Stored records

====

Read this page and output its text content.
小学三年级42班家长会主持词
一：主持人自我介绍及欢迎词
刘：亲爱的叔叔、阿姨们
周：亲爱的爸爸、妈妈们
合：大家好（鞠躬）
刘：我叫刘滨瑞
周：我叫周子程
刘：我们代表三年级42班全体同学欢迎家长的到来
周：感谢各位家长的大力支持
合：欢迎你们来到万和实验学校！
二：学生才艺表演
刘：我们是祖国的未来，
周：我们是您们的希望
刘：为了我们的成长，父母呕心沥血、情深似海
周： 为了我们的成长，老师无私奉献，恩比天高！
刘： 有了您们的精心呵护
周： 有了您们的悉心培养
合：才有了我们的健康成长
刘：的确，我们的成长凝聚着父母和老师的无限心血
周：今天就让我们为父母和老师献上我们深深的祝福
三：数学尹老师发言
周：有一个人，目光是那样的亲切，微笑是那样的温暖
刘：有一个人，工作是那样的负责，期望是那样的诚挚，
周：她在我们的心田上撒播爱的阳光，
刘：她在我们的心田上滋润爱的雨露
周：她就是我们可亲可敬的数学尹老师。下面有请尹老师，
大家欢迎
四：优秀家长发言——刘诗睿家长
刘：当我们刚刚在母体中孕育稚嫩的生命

====

Aim
Give an exact copy of all the data shown above.

The solution
Read this page and output its text content.
小学三年级42班家长会主持词
一：主持人自我介绍及欢迎词
刘：亲爱的叔叔、阿姨们
周：亲爱的爸爸、妈妈们
合：大家好（鞠躬）
刘：我叫刘滨瑞
周：我叫周子程
刘：我们代表三年级42班全体同学欢迎家长的到来
周：感谢各位家长的大力支持
合：欢迎你们来到万和实验学校！
二：学生才艺表演
刘：我们是祖国的未来，
周：我们是您们的希望
刘：为了我们的成长，父母呕心沥血、情深似海
周： 为了我们的成长，老师无私奉献，恩比天高！
刘： 有了您们的精心呵护
周： 有了您们的悉心培养
合：才有了我们的健康成长
刘：的确，我们的成长凝聚着父母和老师的无限心血
周：今天就让我们为父母和老师献上我们深深的祝福
三：数学尹老师发言
周：有一个人，目光是那样的亲切，微笑是那样的温暖
刘：有一个人，工作是那样的负责，期望是那样的诚挚，
周：她在我们的心田上撒播爱的阳光，
刘：她在我们的心田上滋润爱的雨露
周：她就是我们可亲可敬的数学尹老师。下面有请尹老师，
大家欢迎
四：优秀家长发言——刘诗睿家长
刘：当我们刚刚在母体中孕育稚嫩的生命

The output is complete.